** Zadania do wykonania **
a. Zaktualizuj w rekordach wiersze od wiersza zawierającego „refund-note-line-2: issued via” do wiersza zawierającego „deduction-item: • [Unpaid” włącznie, zastępując „Sincerely” przez „Best regards” i nie zmieniając niczego poza tym. Podaj wyłącznie te wiersze.
b. Napisz dalszy ciąg rozmowy o diecie i odchudzaniu, zaczynając tuż po jej ostatnim zdaniu.

** Strona **
────────────────────────────────────────
Mam nadzieję, że jutro już będzie wzorowo, 3mam kciuki i proszę mi się nie poddawać :D :*
nooo jutro musi byc od duzo lepiej ;)
No co ty...ostatniom piła wódkę przez cały wieczór i też mnie nie przybyło - byle bardzo rzadko to było, ale taki wyskok nic nie zmienia za wiele na diecie.
Taak. Wiecie, doszłam do bardzo mądrych wniosków :roll:. A mianowicie. Ruszam się dużo. Dwa razy w tygodniu mam trening na basenie po kilometrze, czasem nawet trzy. Co drugi dzień lub przynajmniej dwa razy w tygodniu jeżdżę na rowerku stacjonarnym. Robię brzuszki, od dzisiaj zaczynam 8minute abs.
I co? I wielka klapa jest z tego wszystkiego, nawet jak próbuję jeść dietetycznie i nawet mi wychodzi, to waga zamiast spadać - rośnie. (mówię o np. kilku tygodniach bez wyskoku, bylo tak). O co chodzi? Nie rozumiem swojego organizmu :/ Dostarczam mu wszystkiego, czego mu potrzeba, owoców, warzyw, witamin, a on tak się odpłaca...
Śniadanie
Grahamka - 140 kcal
Jajko - 90 kcal
Pomidor - 17 kcal
Plasterek szynki drobiowej - 30 kcal
RAZEM - 277 kcal
Na obiad będą warzywa na patelnię z kurczakiem, na podwieczorek kupiłam sobie i tacie budyń, przygotuję w okolicach 16-17. Na kolację jeszcze na razie nie mam pojęcia co zjem ^^.
Może właśnie dlatego, że jak na ilość ruchu ZA MAŁO jesz...ciało się tym samym gkodzi i nie spalać, bo wie, że jak by co spaliło na więcej to by głodowało potem jeszcze więcej - minimum w bezruchu to dla ciebie jakieś 1400kcal, dodaj ruch i widzisz, że jesteś za grubo w ujemnych w dniach kiedy się ruszasz...
To może spróbuję 1400 kcal w takim razie? Tylko nie wiem, czy po prostu nie będę miała wyrzutów sumienia jak będę tyle jadła :oops:
Ale to z takim muszę wystartować dopiero od poniedziałku/środy kiedy zacznę regularny trening na pływalni.
────────────────────────────────────────
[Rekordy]
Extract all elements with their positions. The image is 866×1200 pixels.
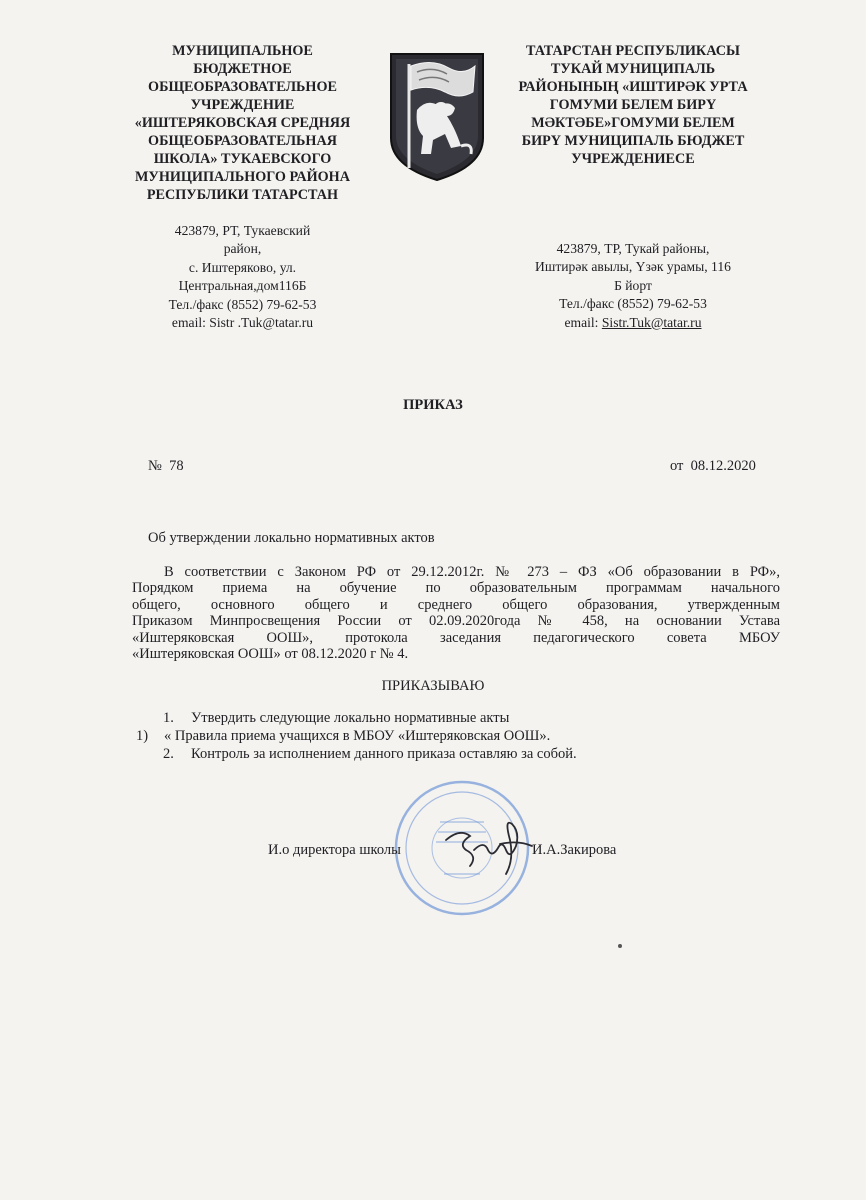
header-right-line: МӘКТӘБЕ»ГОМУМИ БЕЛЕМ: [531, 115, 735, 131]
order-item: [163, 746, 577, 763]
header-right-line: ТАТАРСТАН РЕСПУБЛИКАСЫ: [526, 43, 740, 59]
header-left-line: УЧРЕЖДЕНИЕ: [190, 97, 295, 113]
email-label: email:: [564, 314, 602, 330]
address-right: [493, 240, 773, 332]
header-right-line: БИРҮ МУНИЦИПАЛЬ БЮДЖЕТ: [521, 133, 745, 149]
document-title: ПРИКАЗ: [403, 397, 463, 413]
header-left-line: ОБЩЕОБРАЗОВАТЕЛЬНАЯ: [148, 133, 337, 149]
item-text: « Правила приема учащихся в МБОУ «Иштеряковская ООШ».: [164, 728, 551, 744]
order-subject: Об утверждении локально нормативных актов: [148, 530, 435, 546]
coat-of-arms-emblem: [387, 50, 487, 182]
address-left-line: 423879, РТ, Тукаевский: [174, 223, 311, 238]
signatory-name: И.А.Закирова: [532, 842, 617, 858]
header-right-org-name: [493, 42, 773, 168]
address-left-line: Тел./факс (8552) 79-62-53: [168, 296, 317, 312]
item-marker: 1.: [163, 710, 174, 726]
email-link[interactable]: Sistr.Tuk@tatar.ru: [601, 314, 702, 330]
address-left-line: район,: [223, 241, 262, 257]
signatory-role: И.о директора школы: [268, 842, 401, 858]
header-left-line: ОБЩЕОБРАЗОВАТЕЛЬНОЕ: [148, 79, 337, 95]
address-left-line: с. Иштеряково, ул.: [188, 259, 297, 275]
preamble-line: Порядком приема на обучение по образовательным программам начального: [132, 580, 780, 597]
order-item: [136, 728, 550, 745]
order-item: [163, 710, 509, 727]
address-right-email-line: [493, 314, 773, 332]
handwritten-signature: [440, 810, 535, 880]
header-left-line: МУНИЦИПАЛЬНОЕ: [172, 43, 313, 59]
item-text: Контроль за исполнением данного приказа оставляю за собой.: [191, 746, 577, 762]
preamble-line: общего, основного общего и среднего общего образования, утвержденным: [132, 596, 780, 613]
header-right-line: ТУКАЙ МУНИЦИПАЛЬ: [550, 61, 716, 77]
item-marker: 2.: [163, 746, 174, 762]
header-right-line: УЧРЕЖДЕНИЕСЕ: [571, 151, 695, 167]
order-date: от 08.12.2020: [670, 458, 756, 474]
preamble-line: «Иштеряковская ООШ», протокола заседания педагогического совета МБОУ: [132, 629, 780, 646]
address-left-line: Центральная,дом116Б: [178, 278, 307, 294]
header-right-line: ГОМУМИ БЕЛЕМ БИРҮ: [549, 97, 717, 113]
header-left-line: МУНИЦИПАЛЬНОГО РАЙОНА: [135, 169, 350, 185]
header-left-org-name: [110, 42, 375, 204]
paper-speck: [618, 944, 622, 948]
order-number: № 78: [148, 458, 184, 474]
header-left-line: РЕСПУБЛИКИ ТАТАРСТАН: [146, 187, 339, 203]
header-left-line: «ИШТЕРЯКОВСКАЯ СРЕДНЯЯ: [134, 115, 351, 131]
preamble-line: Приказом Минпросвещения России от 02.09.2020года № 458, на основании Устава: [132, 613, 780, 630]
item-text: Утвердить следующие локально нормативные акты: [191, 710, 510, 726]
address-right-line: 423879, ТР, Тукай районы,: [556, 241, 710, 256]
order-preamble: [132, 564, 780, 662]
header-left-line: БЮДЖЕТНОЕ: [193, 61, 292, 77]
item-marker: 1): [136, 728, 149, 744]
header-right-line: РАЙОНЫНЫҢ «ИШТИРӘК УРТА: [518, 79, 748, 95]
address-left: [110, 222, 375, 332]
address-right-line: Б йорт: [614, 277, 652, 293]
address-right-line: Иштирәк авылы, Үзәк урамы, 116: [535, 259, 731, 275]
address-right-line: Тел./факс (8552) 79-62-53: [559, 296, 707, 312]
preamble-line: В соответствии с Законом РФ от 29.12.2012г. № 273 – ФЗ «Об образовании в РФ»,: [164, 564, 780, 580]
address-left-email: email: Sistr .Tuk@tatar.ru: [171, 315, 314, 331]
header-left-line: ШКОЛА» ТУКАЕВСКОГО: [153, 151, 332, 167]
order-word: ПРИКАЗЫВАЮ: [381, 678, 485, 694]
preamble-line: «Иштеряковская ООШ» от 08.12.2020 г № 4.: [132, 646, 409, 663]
────────────────────────────────────────
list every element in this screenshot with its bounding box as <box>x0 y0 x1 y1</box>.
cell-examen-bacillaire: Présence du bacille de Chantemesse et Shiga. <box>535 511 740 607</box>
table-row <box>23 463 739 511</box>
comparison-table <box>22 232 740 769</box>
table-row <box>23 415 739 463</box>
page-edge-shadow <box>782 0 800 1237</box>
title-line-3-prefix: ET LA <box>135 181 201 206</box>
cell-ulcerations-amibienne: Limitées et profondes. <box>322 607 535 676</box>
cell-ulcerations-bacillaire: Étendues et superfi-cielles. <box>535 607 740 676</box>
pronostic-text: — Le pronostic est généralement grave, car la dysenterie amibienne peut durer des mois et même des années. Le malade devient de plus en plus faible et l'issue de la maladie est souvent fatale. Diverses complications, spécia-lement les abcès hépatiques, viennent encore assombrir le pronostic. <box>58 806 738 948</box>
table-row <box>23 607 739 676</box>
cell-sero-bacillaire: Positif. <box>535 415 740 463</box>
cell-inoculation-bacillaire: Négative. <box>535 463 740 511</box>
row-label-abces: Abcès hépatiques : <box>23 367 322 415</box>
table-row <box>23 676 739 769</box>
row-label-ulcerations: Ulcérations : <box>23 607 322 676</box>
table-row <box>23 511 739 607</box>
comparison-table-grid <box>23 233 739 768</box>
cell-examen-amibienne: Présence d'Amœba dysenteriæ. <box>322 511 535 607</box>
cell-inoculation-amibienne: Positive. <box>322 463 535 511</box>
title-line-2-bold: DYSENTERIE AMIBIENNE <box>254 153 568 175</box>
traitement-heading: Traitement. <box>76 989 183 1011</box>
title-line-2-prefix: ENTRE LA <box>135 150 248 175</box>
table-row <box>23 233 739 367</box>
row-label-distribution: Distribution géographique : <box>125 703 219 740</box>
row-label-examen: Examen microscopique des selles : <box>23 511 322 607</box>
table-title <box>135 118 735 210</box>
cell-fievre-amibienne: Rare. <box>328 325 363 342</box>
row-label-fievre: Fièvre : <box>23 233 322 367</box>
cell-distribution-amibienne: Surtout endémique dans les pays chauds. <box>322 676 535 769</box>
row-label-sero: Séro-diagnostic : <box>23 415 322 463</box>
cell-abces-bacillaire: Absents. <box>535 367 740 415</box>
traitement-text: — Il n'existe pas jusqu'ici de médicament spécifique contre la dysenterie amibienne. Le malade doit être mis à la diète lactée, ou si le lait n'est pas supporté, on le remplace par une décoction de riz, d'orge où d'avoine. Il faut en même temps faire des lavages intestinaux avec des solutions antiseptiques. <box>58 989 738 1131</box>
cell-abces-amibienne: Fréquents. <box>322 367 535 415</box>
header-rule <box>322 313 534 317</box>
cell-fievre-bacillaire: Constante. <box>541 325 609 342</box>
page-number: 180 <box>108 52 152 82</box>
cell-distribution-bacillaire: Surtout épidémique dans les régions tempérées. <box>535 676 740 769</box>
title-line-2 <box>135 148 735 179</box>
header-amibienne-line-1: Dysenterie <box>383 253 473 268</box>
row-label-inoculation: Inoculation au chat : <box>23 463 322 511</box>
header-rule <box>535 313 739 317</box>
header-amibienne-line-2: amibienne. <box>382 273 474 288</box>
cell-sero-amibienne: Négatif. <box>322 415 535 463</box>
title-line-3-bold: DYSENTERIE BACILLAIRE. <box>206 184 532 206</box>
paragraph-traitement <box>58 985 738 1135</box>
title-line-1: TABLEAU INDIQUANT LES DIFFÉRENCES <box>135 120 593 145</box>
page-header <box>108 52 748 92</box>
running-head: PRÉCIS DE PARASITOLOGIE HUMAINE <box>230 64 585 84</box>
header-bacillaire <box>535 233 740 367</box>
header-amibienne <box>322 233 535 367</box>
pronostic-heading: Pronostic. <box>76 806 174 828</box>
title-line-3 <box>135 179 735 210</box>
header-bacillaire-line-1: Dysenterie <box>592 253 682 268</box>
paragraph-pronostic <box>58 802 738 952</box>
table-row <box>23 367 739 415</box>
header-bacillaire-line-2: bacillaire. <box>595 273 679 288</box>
────────────────────────────────────────
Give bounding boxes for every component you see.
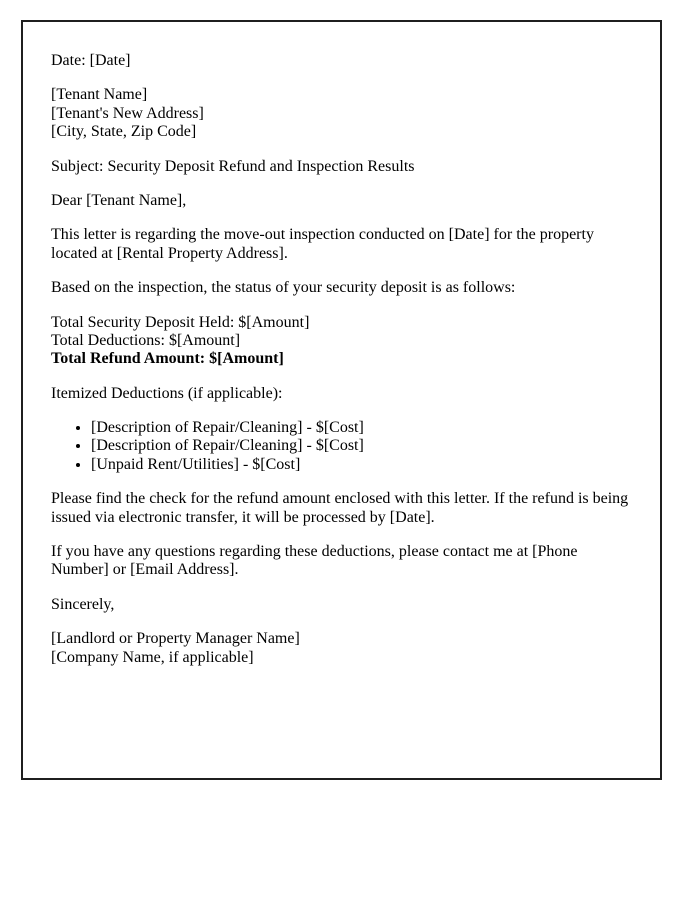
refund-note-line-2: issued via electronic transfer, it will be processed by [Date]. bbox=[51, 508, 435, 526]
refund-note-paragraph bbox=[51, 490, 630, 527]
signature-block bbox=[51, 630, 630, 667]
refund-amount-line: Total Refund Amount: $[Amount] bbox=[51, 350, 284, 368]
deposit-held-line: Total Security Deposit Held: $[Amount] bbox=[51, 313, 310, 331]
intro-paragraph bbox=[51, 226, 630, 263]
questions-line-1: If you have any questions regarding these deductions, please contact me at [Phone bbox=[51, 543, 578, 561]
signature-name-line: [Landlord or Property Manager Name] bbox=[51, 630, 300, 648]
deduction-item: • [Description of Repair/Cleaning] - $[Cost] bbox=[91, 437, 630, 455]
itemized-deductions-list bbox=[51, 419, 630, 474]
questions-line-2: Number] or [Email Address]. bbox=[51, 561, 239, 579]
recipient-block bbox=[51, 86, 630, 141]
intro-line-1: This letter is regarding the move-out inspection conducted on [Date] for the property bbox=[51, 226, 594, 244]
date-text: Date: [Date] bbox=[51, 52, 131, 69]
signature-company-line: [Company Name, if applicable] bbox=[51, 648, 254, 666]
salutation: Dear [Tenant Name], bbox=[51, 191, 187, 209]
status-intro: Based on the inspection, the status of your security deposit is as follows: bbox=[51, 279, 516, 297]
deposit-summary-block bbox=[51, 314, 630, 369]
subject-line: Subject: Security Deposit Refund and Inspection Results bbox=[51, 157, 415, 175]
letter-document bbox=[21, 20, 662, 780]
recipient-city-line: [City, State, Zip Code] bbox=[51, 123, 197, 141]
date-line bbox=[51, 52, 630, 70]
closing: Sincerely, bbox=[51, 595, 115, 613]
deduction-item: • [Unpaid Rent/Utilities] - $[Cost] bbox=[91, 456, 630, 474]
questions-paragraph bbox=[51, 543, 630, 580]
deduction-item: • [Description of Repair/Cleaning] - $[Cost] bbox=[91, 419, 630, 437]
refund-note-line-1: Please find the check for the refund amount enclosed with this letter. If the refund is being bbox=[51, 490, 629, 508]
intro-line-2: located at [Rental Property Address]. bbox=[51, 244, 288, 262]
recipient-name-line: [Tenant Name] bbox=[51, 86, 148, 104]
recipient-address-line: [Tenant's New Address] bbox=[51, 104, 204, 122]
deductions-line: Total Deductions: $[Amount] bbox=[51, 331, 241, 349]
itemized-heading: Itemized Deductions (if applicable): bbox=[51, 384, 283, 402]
────────────────────────────────────────
** Odpowiedzi **
a.
refund-note-line-2: issued via electronic transfer, it will be processed by [Date]. bbox=[51, 508, 435, 526]
refund-note-paragraph bbox=[51, 490, 630, 527]
signature-block bbox=[51, 630, 630, 667]
refund-amount-line: Total Refund Amount: $[Amount] bbox=[51, 350, 284, 368]
deposit-held-line: Total Security Deposit Held: $[Amount] bbox=[51, 313, 310, 331]
intro-paragraph bbox=[51, 226, 630, 263]
questions-line-1: If you have any questions regarding these deductions, please contact me at [Phone bbox=[51, 543, 578, 561]
signature-name-line: [Landlord or Property Manager Name] bbox=[51, 630, 300, 648]
deduction-item: • [Description of Repair/Cleaning] - $[Cost] bbox=[91, 437, 630, 455]
itemized-deductions-list bbox=[51, 419, 630, 474]
questions-line-2: Number] or [Email Address]. bbox=[51, 561, 239, 579]
recipient-block bbox=[51, 86, 630, 141]
intro-line-1: This letter is regarding the move-out inspection conducted on [Date] for the property bbox=[51, 226, 594, 244]
date-text: Date: [Date] bbox=[51, 52, 131, 69]
signature-company-line: [Company Name, if applicable] bbox=[51, 648, 254, 666]
salutation: Dear [Tenant Name], bbox=[51, 191, 187, 209]
status-intro: Based on the inspection, the status of your security deposit is as follows: bbox=[51, 279, 516, 297]
deposit-summary-block bbox=[51, 314, 630, 369]
subject-line: Subject: Security Deposit Refund and Inspection Results bbox=[51, 157, 415, 175]
letter-document bbox=[21, 20, 662, 780]
recipient-city-line: [City, State, Zip Code] bbox=[51, 123, 197, 141]
date-line bbox=[51, 52, 630, 70]
closing: Best regards, bbox=[51, 595, 115, 613]
deduction-item: • [Unpaid Rent/Utilities] - $[Cost] bbox=[91, 456, 630, 474]

b.
Ale cała ta moja dieta jest do kitu; jednego dnia jest ładnie, a drugiego wychodzę ze znajomymi na pizzę i trach :roll: Jutro np. idę... :oops:
no, ja sięzgadzam z Grzybową - 1400 to dolna granica :roll:
Madamechocolatte nigdy nie będzie idealnie, ważne aby w domu i szkole nie zawalać. Jak będziesz stosować 1400 kcal + regularnie pływanie to chyba nie ma bata! schudniesz! Ale zawsze trzeba uważać z czego te kalorie się biorą, pamiętaj o błonniku itd.
ah ja tez tak mam... wszystko cacy pieknie a potem przyjda takie dni ze jem jem i jem...
ale wg mnie 1400 to madre rozwiazanie ;)
Mniejsze ryzyko jo-jo :)
II śniadanie
Jabłko - 80 kcal
20g słonecznika łuskanego - 112 kcal
Obiad
Kurczak - 200 kcal
Warzywa na patelnię - 200 kcal
Podwieczorek
Budyń - 180 kcal
Pomarańcza - 100 kcal
razem - 1149 kcal
Postaram się dziś jeszcze o pomarańczę (kupiłam dziś świeże :D), na kolację będzie wieśniak na słono, może rzodkiewkę wkroję jak jeszcze jakaś została. Hm tylko właśnie ja się teraz prawie wcale nie ruszam, taka prawda, tylko tyle, co jeżdżę na tym rowerku. Po 19 zrobię sobie 8minute abs (zależy mi na wyrzeźbieniu dolnych partii brzucha...tam mam taki wielki wałek :roll: )Gdyby nie fakt, że jak zawsze za późno się dowiedziałam i nie zdążyłam się zapisać, poszłabym pewnie dziś na 24-ro godzinny maraton plywacki ale nie było mnie na treningach trzy tygodnie :roll:
Dlatego od środy wystartuję z basenem.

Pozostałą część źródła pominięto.